INPUT RECORDS:
* start *

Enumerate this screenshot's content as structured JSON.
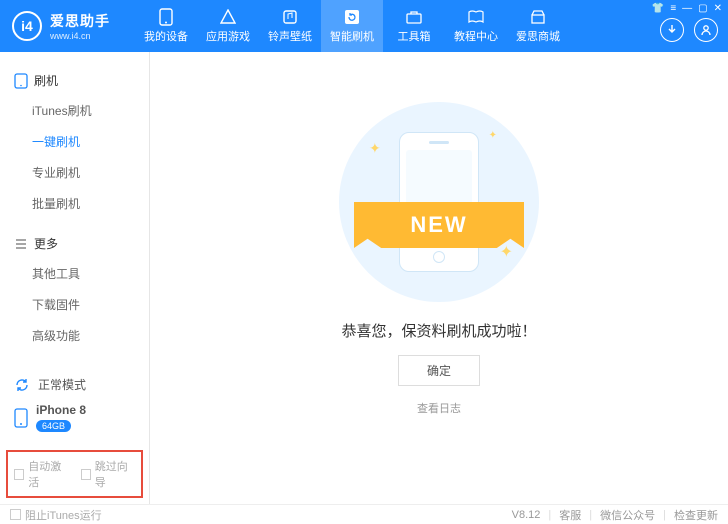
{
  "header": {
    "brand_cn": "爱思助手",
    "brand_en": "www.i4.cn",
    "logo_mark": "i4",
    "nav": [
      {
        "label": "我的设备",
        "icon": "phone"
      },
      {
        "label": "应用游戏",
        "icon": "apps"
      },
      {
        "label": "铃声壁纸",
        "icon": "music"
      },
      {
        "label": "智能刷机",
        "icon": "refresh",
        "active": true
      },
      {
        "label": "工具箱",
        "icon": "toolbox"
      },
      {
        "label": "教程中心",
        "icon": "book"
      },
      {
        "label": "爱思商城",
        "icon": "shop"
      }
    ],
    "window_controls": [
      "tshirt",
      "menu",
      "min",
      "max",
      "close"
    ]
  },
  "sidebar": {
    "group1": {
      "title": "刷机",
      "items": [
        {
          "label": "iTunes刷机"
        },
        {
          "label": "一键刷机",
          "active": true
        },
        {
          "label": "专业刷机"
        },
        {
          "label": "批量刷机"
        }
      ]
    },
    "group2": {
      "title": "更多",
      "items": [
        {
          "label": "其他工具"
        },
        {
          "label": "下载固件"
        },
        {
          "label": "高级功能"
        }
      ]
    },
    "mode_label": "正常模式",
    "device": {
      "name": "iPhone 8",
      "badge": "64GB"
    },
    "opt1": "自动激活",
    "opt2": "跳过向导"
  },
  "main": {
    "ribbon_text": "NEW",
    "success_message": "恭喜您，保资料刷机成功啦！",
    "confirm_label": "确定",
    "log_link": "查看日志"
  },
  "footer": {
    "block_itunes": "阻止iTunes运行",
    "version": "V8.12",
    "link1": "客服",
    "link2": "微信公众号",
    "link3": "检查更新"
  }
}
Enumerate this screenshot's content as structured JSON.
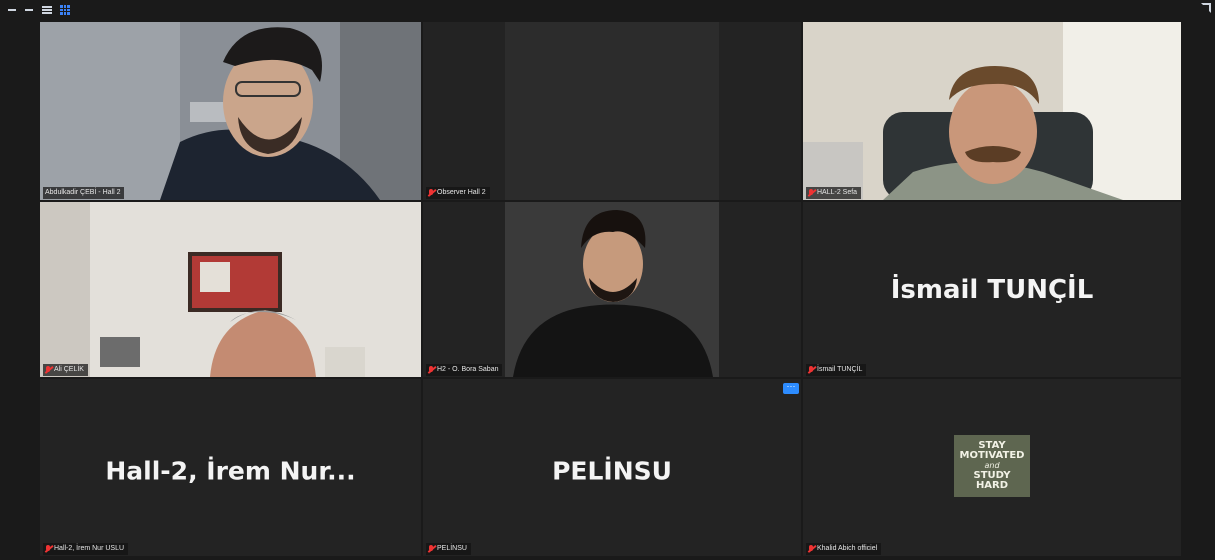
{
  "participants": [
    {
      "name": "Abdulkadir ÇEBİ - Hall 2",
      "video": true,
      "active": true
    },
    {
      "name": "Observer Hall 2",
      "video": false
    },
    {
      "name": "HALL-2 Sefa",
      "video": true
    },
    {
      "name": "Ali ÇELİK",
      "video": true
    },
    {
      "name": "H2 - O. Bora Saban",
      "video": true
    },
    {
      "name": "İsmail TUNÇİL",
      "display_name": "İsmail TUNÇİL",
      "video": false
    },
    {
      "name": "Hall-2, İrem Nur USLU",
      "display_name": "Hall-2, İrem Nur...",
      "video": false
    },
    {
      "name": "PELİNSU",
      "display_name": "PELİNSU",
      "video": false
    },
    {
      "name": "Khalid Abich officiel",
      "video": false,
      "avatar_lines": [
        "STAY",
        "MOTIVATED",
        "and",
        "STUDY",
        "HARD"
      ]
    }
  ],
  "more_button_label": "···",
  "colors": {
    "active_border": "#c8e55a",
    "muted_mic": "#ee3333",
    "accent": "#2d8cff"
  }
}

* end *
* start *

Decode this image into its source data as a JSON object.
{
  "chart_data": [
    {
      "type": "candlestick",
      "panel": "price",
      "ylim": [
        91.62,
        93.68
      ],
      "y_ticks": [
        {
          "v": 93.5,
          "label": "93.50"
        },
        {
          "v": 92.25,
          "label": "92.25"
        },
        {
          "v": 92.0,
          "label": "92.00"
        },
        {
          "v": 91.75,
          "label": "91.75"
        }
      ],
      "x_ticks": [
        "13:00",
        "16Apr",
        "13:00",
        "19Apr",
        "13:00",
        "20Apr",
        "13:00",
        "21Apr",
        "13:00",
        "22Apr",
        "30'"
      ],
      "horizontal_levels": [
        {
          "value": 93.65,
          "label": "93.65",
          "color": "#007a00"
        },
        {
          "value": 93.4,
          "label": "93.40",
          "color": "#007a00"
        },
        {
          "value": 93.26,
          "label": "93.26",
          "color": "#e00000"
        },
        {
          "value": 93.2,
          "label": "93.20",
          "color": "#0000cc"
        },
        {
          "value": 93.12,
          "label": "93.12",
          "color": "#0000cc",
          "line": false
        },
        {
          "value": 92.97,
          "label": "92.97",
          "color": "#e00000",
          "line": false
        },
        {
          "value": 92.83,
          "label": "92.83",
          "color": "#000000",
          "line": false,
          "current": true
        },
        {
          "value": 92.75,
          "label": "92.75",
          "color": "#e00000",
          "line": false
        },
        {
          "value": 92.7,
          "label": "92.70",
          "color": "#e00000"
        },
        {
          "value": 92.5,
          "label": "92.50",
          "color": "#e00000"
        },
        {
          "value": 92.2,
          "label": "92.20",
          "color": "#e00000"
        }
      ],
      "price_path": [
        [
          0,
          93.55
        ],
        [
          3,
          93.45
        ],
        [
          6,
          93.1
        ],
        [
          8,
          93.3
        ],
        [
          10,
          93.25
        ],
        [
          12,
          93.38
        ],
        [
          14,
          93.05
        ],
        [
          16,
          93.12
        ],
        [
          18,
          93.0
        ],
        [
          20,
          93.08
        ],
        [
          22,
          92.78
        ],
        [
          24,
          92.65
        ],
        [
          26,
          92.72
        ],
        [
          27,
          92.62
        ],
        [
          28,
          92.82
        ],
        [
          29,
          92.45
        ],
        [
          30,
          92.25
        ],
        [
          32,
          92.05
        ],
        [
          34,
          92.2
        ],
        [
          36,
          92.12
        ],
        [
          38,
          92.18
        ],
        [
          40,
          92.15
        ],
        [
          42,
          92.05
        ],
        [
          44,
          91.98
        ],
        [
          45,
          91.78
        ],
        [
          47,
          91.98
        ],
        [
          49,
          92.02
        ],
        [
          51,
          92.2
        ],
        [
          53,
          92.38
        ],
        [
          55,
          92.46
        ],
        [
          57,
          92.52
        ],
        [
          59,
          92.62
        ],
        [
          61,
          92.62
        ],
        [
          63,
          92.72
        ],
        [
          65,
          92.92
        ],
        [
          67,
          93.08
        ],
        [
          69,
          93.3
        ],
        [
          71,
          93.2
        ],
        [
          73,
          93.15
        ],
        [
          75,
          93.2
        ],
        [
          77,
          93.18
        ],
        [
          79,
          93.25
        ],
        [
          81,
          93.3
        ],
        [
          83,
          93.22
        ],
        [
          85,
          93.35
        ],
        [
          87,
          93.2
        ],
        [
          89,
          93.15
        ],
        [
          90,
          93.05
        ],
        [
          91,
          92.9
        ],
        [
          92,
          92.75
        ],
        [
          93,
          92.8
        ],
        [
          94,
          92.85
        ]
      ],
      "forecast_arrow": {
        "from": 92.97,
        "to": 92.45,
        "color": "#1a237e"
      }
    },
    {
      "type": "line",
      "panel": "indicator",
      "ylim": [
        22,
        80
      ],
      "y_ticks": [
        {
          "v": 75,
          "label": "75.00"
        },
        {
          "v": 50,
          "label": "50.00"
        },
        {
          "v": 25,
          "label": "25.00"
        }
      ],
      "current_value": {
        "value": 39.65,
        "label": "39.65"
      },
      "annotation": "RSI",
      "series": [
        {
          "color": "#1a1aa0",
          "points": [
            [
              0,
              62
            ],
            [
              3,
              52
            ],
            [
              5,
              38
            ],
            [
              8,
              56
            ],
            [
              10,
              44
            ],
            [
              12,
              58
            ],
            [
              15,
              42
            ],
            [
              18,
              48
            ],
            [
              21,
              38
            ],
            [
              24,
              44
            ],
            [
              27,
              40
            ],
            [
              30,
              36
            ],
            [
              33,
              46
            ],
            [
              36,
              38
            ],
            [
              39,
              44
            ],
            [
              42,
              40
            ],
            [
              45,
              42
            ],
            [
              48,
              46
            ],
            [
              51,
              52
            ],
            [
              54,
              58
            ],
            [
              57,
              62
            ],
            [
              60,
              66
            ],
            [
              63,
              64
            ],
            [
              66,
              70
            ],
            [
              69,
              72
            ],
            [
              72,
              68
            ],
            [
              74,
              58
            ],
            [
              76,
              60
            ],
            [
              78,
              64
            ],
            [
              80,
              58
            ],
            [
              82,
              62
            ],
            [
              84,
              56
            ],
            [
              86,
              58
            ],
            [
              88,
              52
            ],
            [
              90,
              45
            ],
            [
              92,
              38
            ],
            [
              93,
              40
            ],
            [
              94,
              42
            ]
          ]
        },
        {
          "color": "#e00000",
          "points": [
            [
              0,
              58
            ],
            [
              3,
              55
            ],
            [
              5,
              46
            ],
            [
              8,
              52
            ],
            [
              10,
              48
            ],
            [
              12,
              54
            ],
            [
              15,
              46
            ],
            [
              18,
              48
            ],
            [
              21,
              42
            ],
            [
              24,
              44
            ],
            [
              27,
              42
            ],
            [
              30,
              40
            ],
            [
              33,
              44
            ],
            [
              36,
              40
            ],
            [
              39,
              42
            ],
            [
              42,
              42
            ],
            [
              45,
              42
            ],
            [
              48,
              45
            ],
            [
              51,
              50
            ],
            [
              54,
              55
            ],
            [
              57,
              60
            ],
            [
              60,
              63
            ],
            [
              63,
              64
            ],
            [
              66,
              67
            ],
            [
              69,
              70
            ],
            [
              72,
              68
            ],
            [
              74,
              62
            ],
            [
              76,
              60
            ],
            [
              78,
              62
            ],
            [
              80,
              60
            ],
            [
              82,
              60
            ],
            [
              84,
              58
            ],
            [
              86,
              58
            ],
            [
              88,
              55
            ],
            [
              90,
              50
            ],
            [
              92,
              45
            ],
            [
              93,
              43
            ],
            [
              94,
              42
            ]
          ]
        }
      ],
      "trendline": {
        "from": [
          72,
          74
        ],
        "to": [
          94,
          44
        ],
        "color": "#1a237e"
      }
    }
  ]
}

* end *

STATED TASK: Copy out every line of the listing that contains the string "icon".

THE SOLUTION:
        "icon": "phone"
        "icon": "apps"
        "icon": "music"
        "icon": "refresh",
        "icon": "toolbox"
        "icon": "book"
        "icon": "shop"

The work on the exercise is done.